» Provided data
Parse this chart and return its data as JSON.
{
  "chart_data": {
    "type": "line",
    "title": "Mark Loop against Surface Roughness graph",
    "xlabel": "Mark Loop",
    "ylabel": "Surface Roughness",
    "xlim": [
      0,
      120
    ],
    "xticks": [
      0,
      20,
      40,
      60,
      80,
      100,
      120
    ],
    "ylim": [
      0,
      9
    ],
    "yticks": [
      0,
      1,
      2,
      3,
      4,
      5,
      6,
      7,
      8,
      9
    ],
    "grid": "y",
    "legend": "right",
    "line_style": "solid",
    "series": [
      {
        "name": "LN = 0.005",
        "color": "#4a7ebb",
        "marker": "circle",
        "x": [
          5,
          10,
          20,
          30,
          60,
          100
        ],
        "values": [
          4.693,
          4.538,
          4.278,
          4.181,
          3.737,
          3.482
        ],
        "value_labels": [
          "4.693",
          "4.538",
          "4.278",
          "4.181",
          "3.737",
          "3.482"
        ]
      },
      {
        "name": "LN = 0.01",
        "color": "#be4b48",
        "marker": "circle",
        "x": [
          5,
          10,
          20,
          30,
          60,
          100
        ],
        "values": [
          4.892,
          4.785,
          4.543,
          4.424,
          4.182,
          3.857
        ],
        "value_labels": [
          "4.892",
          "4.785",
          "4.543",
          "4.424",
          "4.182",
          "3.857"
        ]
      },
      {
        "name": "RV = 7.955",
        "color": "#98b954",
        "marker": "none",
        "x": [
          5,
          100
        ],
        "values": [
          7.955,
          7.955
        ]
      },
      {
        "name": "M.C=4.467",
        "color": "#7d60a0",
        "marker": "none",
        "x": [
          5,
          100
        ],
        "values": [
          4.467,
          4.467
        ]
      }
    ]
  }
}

==

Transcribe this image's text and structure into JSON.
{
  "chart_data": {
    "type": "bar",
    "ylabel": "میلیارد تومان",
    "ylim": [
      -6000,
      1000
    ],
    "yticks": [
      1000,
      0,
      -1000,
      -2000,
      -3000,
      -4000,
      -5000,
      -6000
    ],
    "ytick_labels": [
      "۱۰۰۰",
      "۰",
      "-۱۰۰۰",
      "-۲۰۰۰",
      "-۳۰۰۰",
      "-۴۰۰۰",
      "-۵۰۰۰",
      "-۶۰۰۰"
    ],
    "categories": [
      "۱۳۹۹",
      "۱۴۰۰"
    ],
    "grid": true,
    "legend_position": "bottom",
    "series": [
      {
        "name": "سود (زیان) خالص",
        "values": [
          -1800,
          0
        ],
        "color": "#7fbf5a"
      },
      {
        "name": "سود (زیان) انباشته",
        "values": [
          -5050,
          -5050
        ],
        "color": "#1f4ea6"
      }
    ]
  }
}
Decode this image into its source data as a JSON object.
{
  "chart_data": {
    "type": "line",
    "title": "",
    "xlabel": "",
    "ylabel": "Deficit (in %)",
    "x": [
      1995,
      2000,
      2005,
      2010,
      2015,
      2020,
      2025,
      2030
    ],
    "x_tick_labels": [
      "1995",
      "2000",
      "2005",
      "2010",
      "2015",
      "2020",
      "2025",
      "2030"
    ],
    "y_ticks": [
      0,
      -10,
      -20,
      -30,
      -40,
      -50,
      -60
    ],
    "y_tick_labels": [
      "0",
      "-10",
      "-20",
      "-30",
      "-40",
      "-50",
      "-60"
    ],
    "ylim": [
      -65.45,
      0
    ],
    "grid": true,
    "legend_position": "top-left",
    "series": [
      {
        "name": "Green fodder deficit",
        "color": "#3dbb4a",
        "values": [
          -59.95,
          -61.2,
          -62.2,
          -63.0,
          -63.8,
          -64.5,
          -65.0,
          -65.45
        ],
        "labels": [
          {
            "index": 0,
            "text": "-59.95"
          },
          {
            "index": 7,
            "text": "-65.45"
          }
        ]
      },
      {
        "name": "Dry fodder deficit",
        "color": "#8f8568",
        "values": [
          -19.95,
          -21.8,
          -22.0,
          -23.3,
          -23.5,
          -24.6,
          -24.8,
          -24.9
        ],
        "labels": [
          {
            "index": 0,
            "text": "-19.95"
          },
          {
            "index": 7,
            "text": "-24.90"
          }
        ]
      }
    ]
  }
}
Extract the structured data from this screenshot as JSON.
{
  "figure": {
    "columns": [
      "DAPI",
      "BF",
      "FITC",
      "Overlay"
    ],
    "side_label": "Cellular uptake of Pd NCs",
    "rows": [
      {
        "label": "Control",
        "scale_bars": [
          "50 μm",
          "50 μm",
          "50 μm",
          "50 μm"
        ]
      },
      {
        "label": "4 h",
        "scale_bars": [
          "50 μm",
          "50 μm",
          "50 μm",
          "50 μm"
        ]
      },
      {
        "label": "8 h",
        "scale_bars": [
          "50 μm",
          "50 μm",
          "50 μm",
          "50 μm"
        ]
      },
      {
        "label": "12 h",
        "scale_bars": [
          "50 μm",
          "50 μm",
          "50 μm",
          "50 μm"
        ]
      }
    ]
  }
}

==

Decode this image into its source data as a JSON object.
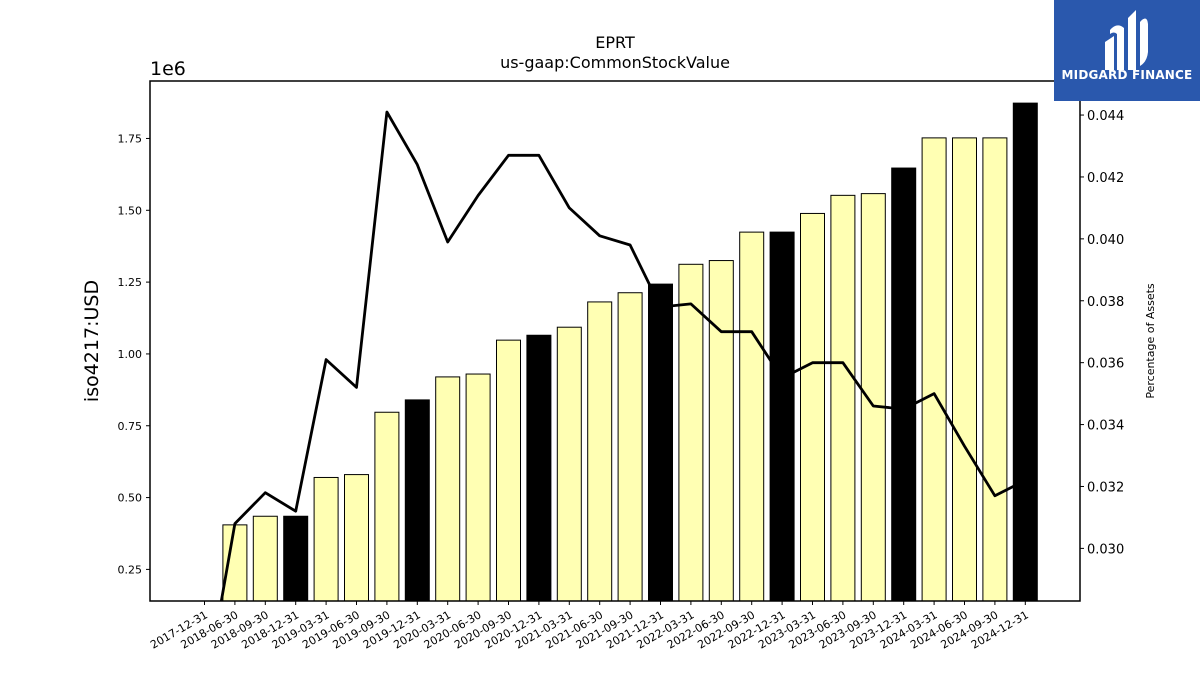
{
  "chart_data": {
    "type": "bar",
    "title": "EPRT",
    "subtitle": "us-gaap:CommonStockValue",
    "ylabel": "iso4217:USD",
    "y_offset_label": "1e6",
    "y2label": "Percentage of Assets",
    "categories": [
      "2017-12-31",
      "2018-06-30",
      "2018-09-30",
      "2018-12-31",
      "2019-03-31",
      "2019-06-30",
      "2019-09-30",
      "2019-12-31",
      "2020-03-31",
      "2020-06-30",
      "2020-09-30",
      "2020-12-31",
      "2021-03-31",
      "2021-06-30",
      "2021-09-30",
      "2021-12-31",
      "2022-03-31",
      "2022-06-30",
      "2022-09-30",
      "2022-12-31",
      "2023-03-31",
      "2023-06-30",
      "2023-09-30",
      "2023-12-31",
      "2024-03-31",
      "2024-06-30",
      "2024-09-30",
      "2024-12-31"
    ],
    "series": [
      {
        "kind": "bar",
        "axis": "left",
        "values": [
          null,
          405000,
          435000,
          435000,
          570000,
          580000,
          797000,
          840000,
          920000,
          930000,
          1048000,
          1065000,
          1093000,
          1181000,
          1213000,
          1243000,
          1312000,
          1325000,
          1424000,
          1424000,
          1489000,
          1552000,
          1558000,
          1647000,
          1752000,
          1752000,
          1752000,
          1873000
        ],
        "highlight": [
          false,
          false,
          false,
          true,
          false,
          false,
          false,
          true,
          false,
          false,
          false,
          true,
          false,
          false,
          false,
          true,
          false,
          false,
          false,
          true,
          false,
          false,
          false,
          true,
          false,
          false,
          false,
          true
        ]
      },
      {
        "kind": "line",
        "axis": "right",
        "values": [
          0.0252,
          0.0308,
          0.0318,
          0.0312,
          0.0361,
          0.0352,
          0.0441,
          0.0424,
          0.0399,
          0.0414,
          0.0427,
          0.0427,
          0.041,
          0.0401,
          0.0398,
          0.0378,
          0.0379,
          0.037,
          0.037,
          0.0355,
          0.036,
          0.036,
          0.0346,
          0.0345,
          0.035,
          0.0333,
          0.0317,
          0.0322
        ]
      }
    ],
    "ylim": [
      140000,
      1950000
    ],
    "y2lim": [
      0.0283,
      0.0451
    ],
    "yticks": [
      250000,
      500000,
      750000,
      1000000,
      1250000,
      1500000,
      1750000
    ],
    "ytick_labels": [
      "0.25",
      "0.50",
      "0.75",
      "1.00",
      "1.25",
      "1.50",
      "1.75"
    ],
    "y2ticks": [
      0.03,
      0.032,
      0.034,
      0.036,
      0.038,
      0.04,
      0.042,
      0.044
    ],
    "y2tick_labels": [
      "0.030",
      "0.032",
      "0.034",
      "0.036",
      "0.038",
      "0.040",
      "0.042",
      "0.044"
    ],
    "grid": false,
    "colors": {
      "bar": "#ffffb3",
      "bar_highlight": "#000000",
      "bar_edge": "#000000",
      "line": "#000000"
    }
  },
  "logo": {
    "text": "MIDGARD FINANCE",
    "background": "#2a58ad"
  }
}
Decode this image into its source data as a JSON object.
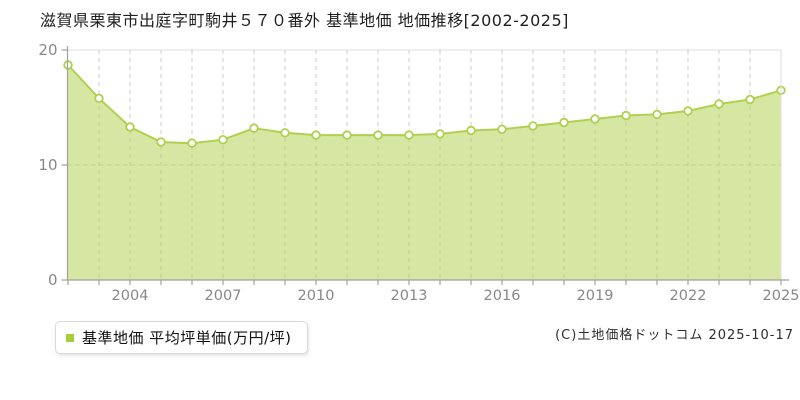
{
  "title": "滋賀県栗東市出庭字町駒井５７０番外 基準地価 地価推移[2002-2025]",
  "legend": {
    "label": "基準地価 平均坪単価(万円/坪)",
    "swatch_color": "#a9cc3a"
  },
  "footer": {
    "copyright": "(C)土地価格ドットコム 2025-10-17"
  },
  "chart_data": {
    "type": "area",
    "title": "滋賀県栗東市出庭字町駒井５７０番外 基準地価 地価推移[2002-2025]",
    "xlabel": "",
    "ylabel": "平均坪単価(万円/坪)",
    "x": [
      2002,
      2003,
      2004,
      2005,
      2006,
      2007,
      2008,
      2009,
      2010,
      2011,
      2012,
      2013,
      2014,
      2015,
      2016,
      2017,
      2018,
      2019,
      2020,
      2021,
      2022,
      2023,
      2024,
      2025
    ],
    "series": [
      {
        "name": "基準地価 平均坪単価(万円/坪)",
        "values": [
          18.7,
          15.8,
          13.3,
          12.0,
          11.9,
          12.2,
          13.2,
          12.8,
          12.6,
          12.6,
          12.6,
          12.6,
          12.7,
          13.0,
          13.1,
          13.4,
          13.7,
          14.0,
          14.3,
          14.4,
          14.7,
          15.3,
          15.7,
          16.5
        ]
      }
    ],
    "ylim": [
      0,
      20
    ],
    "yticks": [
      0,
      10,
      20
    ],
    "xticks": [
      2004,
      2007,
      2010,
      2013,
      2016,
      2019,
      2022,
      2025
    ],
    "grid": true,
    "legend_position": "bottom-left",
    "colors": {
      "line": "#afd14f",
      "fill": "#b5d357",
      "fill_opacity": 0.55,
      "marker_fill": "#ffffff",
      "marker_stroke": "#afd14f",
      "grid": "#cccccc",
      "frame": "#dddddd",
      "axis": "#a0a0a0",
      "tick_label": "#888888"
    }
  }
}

» Your objective
Of all the lines in the material above, how many contain the word "left"? Give only the count.

» The output
3